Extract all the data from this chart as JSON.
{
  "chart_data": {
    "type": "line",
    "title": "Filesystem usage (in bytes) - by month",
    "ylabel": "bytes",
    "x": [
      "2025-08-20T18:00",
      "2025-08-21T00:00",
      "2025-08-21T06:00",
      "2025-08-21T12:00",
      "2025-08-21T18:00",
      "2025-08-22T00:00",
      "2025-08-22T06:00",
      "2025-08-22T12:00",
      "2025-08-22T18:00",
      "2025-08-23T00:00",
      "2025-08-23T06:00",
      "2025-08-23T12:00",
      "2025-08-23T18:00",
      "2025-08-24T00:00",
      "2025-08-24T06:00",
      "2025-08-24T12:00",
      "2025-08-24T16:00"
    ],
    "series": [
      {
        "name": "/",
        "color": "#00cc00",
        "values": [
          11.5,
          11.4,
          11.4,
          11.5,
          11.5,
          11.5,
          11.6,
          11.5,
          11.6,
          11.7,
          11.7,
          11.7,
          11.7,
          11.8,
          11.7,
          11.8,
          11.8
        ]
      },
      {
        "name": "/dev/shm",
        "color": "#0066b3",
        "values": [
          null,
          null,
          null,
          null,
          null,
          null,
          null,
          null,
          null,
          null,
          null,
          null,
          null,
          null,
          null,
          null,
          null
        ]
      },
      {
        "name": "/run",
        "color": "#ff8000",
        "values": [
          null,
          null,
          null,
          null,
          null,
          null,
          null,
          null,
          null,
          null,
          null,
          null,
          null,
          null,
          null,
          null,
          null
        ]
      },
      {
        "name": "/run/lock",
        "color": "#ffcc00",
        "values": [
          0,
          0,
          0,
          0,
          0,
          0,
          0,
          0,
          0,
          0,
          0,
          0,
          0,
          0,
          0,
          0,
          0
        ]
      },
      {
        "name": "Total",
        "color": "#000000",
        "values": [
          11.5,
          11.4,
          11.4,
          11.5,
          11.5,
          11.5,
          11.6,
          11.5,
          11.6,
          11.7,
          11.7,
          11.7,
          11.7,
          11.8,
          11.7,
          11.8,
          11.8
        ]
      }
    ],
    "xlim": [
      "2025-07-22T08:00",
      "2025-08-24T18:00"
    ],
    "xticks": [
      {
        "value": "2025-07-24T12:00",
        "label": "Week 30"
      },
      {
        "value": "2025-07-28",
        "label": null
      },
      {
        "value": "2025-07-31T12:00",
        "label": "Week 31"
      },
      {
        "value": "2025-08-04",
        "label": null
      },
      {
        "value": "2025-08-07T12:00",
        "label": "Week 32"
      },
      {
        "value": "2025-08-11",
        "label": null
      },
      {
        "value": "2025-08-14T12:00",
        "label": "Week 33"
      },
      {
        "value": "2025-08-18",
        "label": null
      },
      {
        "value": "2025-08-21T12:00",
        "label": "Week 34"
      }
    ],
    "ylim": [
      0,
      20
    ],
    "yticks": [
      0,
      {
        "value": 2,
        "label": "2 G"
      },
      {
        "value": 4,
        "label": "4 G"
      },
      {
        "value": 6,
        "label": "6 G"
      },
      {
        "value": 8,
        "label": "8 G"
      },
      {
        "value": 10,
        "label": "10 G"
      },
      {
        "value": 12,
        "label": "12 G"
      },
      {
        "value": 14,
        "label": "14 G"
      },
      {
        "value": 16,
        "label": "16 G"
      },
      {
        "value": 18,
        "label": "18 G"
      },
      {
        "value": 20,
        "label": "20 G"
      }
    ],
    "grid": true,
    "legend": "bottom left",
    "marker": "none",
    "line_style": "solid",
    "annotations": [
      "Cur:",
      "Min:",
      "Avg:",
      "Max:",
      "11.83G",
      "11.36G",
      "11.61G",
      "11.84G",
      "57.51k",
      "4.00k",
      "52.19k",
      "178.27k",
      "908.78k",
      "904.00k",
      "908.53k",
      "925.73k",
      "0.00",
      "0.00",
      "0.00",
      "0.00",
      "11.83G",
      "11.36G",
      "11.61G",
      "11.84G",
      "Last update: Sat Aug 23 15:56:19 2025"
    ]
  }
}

=-=-=-=-=

Exercise objective: Write out every line of the data that holds the word "bytes".

Solution to this exercise:
    "title": "Filesystem usage (in bytes) - by month",
    "ylabel": "bytes",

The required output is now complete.